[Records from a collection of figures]

------

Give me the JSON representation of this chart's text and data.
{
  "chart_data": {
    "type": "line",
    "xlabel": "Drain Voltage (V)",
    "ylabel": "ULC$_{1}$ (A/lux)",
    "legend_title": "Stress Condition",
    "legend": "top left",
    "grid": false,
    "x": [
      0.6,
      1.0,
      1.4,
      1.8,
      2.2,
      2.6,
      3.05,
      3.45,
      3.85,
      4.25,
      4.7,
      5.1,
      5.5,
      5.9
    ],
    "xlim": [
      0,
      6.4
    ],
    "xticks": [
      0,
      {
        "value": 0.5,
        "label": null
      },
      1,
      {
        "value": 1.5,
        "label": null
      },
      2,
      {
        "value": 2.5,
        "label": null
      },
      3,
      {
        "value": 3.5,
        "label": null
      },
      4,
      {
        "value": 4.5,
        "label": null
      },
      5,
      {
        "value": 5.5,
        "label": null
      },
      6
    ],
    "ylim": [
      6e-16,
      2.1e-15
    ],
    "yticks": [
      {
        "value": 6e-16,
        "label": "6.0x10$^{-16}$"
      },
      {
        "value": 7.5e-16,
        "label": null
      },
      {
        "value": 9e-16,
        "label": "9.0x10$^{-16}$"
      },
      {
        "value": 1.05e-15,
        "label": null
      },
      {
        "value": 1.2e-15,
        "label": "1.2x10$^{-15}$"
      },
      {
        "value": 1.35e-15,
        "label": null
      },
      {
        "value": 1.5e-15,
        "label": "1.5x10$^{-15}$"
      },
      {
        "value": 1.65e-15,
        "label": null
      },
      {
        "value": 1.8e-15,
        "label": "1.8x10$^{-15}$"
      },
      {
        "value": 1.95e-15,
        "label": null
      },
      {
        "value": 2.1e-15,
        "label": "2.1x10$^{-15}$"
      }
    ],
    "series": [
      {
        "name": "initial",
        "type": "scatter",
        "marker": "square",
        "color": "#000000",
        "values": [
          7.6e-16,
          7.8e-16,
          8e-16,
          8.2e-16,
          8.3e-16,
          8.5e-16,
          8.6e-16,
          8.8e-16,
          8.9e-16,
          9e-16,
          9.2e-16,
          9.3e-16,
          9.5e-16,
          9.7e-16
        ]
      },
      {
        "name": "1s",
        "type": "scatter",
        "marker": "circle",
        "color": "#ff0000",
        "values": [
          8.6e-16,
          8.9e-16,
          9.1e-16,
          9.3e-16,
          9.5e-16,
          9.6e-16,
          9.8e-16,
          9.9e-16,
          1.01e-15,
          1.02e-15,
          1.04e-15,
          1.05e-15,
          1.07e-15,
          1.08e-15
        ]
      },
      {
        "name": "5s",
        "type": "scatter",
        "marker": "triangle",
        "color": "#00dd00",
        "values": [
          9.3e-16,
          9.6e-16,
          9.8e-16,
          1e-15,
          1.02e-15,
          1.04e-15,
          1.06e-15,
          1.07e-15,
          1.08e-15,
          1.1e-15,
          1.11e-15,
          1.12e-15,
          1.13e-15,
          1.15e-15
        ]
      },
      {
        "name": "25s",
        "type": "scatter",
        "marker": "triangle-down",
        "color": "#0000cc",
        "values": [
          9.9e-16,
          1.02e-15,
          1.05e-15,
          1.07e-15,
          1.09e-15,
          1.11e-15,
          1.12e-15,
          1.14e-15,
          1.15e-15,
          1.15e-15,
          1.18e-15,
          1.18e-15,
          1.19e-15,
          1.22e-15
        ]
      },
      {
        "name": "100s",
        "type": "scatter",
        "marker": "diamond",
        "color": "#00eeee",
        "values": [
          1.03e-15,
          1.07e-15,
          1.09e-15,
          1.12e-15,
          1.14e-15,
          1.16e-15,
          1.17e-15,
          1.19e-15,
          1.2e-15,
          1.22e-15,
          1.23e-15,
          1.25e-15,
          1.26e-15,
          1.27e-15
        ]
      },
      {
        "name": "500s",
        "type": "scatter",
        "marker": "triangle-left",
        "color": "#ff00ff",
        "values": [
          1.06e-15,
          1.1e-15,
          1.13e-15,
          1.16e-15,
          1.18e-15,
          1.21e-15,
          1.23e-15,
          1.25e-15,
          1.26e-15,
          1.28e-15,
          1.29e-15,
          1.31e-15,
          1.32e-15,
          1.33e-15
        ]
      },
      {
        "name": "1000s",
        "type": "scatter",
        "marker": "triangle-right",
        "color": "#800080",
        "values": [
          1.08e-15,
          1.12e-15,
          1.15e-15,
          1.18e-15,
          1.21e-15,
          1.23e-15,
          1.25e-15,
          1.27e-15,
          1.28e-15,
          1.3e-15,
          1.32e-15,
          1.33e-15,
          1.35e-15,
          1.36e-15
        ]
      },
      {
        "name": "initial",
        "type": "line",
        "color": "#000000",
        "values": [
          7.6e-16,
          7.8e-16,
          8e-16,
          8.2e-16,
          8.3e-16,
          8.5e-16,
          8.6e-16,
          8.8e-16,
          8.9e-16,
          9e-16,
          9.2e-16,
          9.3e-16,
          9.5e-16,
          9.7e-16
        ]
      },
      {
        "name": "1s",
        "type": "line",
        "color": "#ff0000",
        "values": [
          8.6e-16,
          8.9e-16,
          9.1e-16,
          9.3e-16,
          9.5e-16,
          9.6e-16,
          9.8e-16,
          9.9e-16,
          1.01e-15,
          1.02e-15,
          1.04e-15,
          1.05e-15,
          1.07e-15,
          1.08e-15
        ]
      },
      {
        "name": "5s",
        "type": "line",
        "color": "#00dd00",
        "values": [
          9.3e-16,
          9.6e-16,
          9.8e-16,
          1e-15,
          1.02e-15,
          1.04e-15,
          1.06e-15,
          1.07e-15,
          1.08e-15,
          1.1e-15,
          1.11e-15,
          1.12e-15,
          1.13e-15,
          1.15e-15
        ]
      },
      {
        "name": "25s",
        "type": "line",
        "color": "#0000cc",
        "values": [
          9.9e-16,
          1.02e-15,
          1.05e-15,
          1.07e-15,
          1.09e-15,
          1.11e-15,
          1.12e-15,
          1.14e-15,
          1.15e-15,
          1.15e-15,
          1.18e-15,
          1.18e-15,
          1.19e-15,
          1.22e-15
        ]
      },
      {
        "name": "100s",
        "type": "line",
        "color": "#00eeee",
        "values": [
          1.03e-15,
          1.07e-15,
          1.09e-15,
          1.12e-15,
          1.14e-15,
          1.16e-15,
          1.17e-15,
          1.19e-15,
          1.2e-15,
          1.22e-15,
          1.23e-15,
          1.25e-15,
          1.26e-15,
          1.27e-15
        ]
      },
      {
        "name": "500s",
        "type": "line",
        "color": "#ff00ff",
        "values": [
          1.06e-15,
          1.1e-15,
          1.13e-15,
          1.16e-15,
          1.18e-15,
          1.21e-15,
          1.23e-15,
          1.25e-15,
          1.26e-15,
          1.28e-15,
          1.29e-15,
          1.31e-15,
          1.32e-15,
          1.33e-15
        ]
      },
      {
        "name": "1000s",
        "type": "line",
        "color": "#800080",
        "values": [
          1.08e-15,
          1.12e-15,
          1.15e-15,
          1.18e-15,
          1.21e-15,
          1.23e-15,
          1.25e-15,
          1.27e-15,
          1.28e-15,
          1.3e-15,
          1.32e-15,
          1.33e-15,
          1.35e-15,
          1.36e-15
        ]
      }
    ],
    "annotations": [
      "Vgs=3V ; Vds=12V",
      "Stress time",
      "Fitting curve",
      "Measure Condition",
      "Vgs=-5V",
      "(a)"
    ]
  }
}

------

## Set task
Search the entries for the word "triangle" and copy every line that has it.

## Response to the task
        "marker": "triangle",
        "marker": "triangle-down",
        "marker": "triangle-left",
        "marker": "triangle-right",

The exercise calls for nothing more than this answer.